WORK REQUIRED>
Print the records below exactly, with no pictures.
==== WORKING DATA ====
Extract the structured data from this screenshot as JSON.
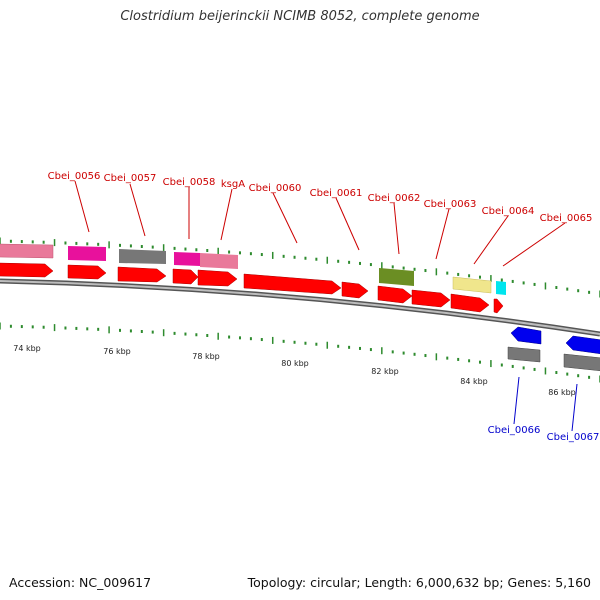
{
  "title": "Clostridium beijerinckii NCIMB 8052, complete genome",
  "footer": {
    "accession": "Accession: NC_009617",
    "summary": "Topology: circular; Length: 6,000,632 bp; Genes: 5,160"
  },
  "colors": {
    "backbone": "#8a8a8a",
    "tick": "#2e8b2e",
    "forward_label": "#cc0000",
    "reverse_label": "#0000cc",
    "cds": "#ff0000",
    "gene_pink": "#e9799a",
    "gene_magenta": "#e8119c",
    "gene_grey": "#7a7a7a",
    "gene_olive": "#6b8e23",
    "gene_khaki": "#f0e68c",
    "gene_cyan": "#00e5ee",
    "gene_blue": "#0000ee"
  },
  "scale": {
    "unit": "kbp",
    "labels": [
      "74 kbp",
      "76 kbp",
      "78 kbp",
      "80 kbp",
      "82 kbp",
      "84 kbp",
      "86 kbp"
    ]
  },
  "genes": [
    {
      "name": "Cbei_0056",
      "strand": "+",
      "color": "gene_magenta"
    },
    {
      "name": "Cbei_0057",
      "strand": "+",
      "color": "gene_grey"
    },
    {
      "name": "Cbei_0058",
      "strand": "+",
      "color": "gene_magenta"
    },
    {
      "name": "ksgA",
      "strand": "+",
      "color": "gene_pink"
    },
    {
      "name": "Cbei_0060",
      "strand": "+",
      "color": "cds"
    },
    {
      "name": "Cbei_0061",
      "strand": "+",
      "color": "cds"
    },
    {
      "name": "Cbei_0062",
      "strand": "+",
      "color": "gene_olive"
    },
    {
      "name": "Cbei_0063",
      "strand": "+",
      "color": "cds"
    },
    {
      "name": "Cbei_0064",
      "strand": "+",
      "color": "gene_khaki"
    },
    {
      "name": "Cbei_0065",
      "strand": "+",
      "color": "gene_cyan"
    },
    {
      "name": "Cbei_0066",
      "strand": "-",
      "color": "gene_blue"
    },
    {
      "name": "Cbei_0067",
      "strand": "-",
      "color": "gene_blue"
    }
  ]
}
====
OUTPUT BELOW>
Extract the structured data from this screenshot as JSON.
{
  "title": "Clostridium beijerinckii NCIMB 8052, complete genome",
  "footer": {
    "accession": "Accession: NC_009617",
    "summary": "Topology: circular; Length: 6,000,632 bp; Genes: 5,160"
  },
  "colors": {
    "backbone": "#8a8a8a",
    "tick": "#2e8b2e",
    "forward_label": "#cc0000",
    "reverse_label": "#0000cc",
    "cds": "#ff0000",
    "gene_pink": "#e9799a",
    "gene_magenta": "#e8119c",
    "gene_grey": "#7a7a7a",
    "gene_olive": "#6b8e23",
    "gene_khaki": "#f0e68c",
    "gene_cyan": "#00e5ee",
    "gene_blue": "#0000ee"
  },
  "scale": {
    "unit": "kbp",
    "labels": [
      "74 kbp",
      "76 kbp",
      "78 kbp",
      "80 kbp",
      "82 kbp",
      "84 kbp",
      "86 kbp"
    ]
  },
  "genes": [
    {
      "name": "Cbei_0056",
      "strand": "+",
      "color": "gene_magenta"
    },
    {
      "name": "Cbei_0057",
      "strand": "+",
      "color": "gene_grey"
    },
    {
      "name": "Cbei_0058",
      "strand": "+",
      "color": "gene_magenta"
    },
    {
      "name": "ksgA",
      "strand": "+",
      "color": "gene_pink"
    },
    {
      "name": "Cbei_0060",
      "strand": "+",
      "color": "cds"
    },
    {
      "name": "Cbei_0061",
      "strand": "+",
      "color": "cds"
    },
    {
      "name": "Cbei_0062",
      "strand": "+",
      "color": "gene_olive"
    },
    {
      "name": "Cbei_0063",
      "strand": "+",
      "color": "cds"
    },
    {
      "name": "Cbei_0064",
      "strand": "+",
      "color": "gene_khaki"
    },
    {
      "name": "Cbei_0065",
      "strand": "+",
      "color": "gene_cyan"
    },
    {
      "name": "Cbei_0066",
      "strand": "-",
      "color": "gene_blue"
    },
    {
      "name": "Cbei_0067",
      "strand": "-",
      "color": "gene_blue"
    }
  ]
}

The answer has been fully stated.